◆ SHORT PROBLEM ◆
Look through the material below. Copy every line with the string "下列说法正确的是" in it.

- - - - - - -

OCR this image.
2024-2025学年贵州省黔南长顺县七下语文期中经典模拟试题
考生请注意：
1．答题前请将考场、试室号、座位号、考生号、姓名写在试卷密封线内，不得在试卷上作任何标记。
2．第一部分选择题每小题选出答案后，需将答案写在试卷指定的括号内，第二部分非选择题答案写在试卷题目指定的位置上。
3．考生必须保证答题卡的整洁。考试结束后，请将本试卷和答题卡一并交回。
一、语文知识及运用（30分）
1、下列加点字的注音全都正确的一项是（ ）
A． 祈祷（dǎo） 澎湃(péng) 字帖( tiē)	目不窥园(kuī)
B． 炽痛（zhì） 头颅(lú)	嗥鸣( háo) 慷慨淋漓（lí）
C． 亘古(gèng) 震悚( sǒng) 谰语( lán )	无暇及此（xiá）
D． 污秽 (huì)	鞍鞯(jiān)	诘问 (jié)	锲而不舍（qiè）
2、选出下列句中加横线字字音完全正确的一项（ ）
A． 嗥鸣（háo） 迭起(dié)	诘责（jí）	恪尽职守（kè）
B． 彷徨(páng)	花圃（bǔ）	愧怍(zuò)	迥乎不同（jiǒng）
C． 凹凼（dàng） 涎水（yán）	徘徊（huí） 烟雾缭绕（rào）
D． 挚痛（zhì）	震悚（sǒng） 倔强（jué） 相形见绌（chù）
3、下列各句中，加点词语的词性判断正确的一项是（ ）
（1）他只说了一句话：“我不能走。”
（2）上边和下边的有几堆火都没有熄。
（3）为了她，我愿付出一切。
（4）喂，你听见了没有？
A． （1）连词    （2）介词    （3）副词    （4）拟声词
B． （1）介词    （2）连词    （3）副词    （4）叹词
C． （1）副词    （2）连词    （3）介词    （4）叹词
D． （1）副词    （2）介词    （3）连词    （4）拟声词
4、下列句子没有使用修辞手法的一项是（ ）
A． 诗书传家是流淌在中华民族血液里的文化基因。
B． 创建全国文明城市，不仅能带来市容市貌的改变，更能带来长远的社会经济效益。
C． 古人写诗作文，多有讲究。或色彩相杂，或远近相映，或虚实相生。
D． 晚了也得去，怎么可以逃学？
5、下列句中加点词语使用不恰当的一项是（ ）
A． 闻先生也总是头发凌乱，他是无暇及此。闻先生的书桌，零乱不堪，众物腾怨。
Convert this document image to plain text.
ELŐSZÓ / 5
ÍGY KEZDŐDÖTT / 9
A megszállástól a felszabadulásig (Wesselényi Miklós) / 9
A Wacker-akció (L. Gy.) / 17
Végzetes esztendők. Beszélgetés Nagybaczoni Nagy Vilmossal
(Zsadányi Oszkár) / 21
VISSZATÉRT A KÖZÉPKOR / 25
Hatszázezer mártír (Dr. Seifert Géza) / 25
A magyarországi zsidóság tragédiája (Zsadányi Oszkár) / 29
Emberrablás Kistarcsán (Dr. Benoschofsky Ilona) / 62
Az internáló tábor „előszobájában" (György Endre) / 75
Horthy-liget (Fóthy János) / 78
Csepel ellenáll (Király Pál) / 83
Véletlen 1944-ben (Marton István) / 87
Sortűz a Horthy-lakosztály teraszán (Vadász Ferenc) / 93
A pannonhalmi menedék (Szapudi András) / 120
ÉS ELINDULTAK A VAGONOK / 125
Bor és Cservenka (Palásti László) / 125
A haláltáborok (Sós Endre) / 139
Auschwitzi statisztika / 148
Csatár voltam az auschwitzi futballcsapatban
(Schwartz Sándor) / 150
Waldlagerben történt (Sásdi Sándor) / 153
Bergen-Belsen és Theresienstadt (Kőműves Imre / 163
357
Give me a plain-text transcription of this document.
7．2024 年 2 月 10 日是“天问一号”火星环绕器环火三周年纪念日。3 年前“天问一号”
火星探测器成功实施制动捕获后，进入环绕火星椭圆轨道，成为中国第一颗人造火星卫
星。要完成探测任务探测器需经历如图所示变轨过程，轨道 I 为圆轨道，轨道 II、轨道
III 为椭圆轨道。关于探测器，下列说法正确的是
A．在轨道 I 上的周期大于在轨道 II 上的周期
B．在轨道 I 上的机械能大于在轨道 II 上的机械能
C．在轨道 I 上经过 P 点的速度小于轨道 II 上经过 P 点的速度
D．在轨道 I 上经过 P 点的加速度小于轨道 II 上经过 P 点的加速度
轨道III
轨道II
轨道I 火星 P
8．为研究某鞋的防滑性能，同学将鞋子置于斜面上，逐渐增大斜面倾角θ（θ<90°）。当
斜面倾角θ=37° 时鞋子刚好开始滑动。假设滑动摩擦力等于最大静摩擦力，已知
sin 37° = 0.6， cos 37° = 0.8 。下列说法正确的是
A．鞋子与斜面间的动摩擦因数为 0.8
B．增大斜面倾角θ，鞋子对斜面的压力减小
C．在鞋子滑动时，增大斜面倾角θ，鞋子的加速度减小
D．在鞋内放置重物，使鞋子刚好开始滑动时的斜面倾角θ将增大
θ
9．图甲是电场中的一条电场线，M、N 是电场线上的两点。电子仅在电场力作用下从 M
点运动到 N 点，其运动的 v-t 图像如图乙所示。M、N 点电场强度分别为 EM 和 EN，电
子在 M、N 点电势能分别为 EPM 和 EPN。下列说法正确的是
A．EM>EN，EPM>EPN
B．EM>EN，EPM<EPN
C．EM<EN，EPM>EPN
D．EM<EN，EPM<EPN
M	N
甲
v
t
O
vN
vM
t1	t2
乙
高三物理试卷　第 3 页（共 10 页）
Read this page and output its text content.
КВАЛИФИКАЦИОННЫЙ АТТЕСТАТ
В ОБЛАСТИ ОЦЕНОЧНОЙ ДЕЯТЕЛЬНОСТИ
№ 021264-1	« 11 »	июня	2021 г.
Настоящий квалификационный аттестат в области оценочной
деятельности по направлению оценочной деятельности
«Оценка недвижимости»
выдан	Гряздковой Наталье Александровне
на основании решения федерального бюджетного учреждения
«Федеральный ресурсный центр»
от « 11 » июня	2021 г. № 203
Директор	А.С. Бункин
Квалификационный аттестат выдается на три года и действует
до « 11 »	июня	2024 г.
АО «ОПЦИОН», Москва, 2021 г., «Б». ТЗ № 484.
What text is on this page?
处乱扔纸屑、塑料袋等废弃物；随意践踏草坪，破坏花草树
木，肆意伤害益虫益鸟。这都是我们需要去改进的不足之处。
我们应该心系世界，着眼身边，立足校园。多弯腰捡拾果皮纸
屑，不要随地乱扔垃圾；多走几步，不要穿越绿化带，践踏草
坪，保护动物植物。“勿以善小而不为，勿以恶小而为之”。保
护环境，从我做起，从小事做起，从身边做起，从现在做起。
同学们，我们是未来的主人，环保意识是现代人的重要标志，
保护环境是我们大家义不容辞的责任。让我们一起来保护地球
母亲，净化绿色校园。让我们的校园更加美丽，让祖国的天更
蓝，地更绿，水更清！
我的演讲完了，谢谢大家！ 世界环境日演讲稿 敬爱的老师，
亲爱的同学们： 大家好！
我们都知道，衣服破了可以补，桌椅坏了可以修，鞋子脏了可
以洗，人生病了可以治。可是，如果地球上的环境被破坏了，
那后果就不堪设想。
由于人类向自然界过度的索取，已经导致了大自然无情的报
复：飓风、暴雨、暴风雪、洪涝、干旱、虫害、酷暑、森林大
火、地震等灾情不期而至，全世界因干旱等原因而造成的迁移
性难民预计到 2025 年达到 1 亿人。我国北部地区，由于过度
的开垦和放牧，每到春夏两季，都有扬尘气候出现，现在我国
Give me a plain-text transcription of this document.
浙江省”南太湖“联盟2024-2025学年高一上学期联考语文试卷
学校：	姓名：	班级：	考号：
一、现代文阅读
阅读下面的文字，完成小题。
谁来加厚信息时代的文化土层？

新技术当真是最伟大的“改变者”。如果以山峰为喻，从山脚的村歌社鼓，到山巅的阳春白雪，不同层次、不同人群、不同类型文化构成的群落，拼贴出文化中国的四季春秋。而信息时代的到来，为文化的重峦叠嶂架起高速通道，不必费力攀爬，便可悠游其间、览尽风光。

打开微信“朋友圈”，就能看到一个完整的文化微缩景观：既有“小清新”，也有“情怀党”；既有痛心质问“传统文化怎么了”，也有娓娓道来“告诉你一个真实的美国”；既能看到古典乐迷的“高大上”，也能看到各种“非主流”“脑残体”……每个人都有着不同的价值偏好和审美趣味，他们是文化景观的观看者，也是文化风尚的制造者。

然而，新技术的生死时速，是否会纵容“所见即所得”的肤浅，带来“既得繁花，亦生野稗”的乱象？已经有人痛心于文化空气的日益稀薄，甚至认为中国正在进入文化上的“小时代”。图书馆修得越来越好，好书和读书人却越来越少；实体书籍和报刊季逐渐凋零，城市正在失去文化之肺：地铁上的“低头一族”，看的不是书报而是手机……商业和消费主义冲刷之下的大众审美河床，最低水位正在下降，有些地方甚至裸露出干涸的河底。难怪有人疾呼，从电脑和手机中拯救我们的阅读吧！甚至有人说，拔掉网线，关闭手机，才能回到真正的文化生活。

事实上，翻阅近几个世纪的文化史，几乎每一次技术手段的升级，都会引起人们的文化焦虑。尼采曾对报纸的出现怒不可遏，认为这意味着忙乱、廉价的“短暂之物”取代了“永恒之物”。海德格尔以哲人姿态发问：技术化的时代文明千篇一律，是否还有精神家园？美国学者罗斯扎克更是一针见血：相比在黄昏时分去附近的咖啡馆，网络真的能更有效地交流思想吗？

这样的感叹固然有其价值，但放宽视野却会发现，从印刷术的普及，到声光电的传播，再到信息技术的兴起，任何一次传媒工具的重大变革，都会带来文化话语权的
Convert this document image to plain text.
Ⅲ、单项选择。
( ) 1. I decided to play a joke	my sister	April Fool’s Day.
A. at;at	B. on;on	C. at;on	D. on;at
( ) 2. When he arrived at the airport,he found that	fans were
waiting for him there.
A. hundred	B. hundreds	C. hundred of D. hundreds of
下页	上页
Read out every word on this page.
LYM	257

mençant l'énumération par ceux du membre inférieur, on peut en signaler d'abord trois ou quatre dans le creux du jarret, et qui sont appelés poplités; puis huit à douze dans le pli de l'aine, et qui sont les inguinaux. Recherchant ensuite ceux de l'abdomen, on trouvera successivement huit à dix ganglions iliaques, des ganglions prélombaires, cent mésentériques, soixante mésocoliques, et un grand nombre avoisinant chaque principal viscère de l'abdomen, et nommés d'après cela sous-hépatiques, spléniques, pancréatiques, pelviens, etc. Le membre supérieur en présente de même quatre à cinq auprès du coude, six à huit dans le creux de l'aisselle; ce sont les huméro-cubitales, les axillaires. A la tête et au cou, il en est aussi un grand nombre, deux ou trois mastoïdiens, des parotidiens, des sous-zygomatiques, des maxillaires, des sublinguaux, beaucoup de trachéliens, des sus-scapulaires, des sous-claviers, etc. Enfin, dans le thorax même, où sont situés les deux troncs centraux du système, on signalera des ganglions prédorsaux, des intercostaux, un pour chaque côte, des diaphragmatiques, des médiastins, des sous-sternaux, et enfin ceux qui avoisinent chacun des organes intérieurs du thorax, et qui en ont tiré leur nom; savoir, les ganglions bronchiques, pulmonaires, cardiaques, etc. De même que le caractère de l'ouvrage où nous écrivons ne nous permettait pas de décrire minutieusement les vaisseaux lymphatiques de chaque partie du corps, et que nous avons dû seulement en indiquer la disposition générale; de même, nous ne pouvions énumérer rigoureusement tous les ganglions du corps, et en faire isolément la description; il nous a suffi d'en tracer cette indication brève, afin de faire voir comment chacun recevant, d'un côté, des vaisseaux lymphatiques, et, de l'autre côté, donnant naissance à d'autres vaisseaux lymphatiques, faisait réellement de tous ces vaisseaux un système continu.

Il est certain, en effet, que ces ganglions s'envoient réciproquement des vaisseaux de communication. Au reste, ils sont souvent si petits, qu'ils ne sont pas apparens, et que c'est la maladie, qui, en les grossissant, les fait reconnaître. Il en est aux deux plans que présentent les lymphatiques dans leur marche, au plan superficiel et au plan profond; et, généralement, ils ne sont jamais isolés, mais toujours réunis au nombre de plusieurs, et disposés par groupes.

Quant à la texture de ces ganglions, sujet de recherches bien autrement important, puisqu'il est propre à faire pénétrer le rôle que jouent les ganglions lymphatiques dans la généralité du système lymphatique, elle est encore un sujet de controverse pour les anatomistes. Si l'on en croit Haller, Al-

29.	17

- - - - - - -

◆ EXERCISE RESULT ◆
III 为椭圆轨道。关于探测器，下列说法正确的是
sin 37° = 0.6， cos 37° = 0.8 。下列说法正确的是
子在 M、N 点电势能分别为 EPM 和 EPN。下列说法正确的是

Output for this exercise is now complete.